# Written problem
Write out each line exactly as it stands, please.

[A block of data]
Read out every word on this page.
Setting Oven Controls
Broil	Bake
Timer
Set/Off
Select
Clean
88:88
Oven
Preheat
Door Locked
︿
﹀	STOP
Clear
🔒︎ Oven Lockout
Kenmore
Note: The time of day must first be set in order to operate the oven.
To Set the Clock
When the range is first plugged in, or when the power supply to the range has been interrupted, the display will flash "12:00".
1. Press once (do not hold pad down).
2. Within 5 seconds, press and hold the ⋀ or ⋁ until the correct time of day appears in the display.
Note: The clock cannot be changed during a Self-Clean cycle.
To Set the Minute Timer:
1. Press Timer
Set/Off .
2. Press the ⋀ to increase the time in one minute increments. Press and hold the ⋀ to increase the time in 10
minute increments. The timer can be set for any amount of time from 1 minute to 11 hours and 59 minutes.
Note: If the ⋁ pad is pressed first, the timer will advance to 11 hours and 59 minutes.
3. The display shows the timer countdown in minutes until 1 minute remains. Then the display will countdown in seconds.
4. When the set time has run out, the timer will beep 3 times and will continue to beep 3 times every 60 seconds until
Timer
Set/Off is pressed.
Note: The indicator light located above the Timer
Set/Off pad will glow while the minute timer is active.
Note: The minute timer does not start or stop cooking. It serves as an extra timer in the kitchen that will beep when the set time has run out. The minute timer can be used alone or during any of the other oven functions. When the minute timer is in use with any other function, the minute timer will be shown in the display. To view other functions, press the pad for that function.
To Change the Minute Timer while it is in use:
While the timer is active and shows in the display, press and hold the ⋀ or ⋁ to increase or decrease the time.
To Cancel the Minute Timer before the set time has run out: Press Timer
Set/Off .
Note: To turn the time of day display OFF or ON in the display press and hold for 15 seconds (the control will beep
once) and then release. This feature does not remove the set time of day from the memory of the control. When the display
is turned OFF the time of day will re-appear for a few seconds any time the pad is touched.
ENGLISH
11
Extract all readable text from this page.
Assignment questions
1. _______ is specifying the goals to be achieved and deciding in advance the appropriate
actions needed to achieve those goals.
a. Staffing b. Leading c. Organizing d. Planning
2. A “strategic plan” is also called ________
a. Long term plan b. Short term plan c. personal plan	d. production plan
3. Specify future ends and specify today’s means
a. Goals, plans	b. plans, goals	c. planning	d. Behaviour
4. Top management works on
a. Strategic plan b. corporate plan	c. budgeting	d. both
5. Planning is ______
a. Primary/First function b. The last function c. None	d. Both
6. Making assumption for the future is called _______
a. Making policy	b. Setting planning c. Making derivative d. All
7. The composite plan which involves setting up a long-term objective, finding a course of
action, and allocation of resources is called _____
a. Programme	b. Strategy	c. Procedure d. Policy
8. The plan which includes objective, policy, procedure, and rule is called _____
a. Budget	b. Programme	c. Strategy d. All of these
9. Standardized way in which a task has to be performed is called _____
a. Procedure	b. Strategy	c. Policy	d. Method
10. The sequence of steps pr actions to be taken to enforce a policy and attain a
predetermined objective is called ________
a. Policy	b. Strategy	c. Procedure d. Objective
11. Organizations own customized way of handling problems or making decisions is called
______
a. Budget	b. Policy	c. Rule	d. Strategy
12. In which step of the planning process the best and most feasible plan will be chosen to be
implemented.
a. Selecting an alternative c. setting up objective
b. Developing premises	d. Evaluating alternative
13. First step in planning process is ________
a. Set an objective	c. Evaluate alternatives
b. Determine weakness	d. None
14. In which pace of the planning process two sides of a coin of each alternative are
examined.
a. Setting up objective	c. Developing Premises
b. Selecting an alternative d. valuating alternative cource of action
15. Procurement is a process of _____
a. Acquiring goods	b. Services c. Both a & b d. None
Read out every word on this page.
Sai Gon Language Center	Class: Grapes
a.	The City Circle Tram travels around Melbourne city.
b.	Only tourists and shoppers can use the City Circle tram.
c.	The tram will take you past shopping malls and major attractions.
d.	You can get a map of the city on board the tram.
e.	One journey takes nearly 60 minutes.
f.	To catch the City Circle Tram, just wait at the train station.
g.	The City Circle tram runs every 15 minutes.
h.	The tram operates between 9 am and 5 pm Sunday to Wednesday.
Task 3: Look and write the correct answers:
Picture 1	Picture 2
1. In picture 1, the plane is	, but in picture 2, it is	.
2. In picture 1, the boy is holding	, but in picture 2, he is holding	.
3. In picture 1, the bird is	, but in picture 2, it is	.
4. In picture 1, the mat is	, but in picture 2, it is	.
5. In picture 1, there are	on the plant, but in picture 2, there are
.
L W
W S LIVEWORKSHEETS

# Written solution
Read out every word on this page.
Setting Oven Controls
Broil	Bake
Timer
Set/Off
Select
Clean
88:88
Oven
Preheat
Door Locked
︿
﹀	STOP
Clear
🔒︎ Oven Lockout
Kenmore
Note: The time of day must first be set in order to operate the oven.
To Set the Clock
When the range is first plugged in, or when the power supply to the range has been interrupted, the display will flash "12:00".
1. Press once (do not hold pad down).
2. Within 5 seconds, press and hold the ⋀ or ⋁ until the correct time of day appears in the display.
Note: The clock cannot be changed during a Self-Clean cycle.
To Set the Minute Timer:
1. Press Timer
Set/Off .
2. Press the ⋀ to increase the time in one minute increments. Press and hold the ⋀ to increase the time in 10
minute increments. The timer can be set for any amount of time from 1 minute to 11 hours and 59 minutes.
Note: If the ⋁ pad is pressed first, the timer will advance to 11 hours and 59 minutes.
3. The display shows the timer countdown in minutes until 1 minute remains. Then the display will countdown in seconds.
4. When the set time has run out, the timer will beep 3 times and will continue to beep 3 times every 60 seconds until
Timer
Set/Off is pressed.
Note: The indicator light located above the Timer
Set/Off pad will glow while the minute timer is active.
Note: The minute timer does not start or stop cooking. It serves as an extra timer in the kitchen that will beep when the set time has run out. The minute timer can be used alone or during any of the other oven functions. When the minute timer is in use with any other function, the minute timer will be shown in the display. To view other functions, press the pad for that function.
To Change the Minute Timer while it is in use:
While the timer is active and shows in the display, press and hold the ⋀ or ⋁ to increase or decrease the time.
To Cancel the Minute Timer before the set time has run out: Press Timer
Set/Off .
Note: To turn the time of day display OFF or ON in the display press and hold for 15 seconds (the control will beep
once) and then release. This feature does not remove the set time of day from the memory of the control. When the display
is turned OFF the time of day will re-appear for a few seconds any time the pad is touched.
ENGLISH
11
Extract all readable text from this page.
Assignment questions
1. _______ is specifying the goals to be achieved and deciding in advance the appropriate
actions needed to achieve those goals.
a. Staffing b. Leading c. Organizing d. Planning
2. A “strategic plan” is also called ________
a. Long term plan b. Short term plan c. personal plan	d. production plan
3. Specify future ends and specify today’s means
a. Goals, plans	b. plans, goals	c. planning	d. Behaviour
4. Top management works on
a. Strategic plan b. corporate plan	c. budgeting	d. both
5. Planning is ______
a. Primary/First function b. The last function c. None	d. Both
6. Making assumption for the future is called _______
a. Making policy	b. Setting planning c. Making derivative d. All
7. The composite plan which involves setting up a long-term objective, finding a course of
action, and allocation of resources is called _____
a. Programme	b. Strategy	c. Procedure d. Policy
8. The plan which includes objective, policy, procedure, and rule is called _____
a. Budget	b. Programme	c. Strategy d. All of these
9. Standardized way in which a task has to be performed is called _____
a. Procedure	b. Strategy	c. Policy	d. Method
10. The sequence of steps pr actions to be taken to enforce a policy and attain a
predetermined objective is called ________
a. Policy	b. Strategy	c. Procedure d. Objective
11. Organizations own customized way of handling problems or making decisions is called
______
a. Budget	b. Policy	c. Rule	d. Strategy
12. In which step of the planning process the best and most feasible plan will be chosen to be
implemented.
a. Selecting an alternative c. setting up objective
b. Developing premises	d. Evaluating alternative
13. First step in planning process is ________
a. Set an objective	c. Evaluate alternatives
b. Determine weakness	d. None
14. In which pace of the planning process two sides of a coin of each alternative are
examined.
a. Setting up objective	c. Developing Premises
b. Selecting an alternative d. valuating alternative cource of action
15. Procurement is a process of _____
a. Acquiring goods	b. Services c. Both a & b d. None
Read out every word on this page.
Sai Gon Language Center	Class: Grapes
a.	The City Circle Tram travels around Melbourne city.
b.	Only tourists and shoppers can use the City Circle tram.
c.	The tram will take you past shopping malls and major attractions.
d.	You can get a map of the city on board the tram.
e.	One journey takes nearly 60 minutes.
f.	To catch the City Circle Tram, just wait at the train station.
g.	The City Circle tram runs every 15 minutes.
h.	The tram operates between 9 am and 5 pm Sunday to Wednesday.
Task 3: Look and write the correct answers:
Picture 1	Picture 2
1. In picture 1, the plane is	, but in picture 2, it is	.
2. In picture 1, the boy is holding	, but in picture 2, he is holding	.
3. In picture 1, the bird is	, but in picture 2, it is	.
4. In picture 1, the mat is	, but in picture 2, it is	.
5. In picture 1, there are	on the plant, but in picture 2, there are
.
L W
W S LIVEWORKSHEETS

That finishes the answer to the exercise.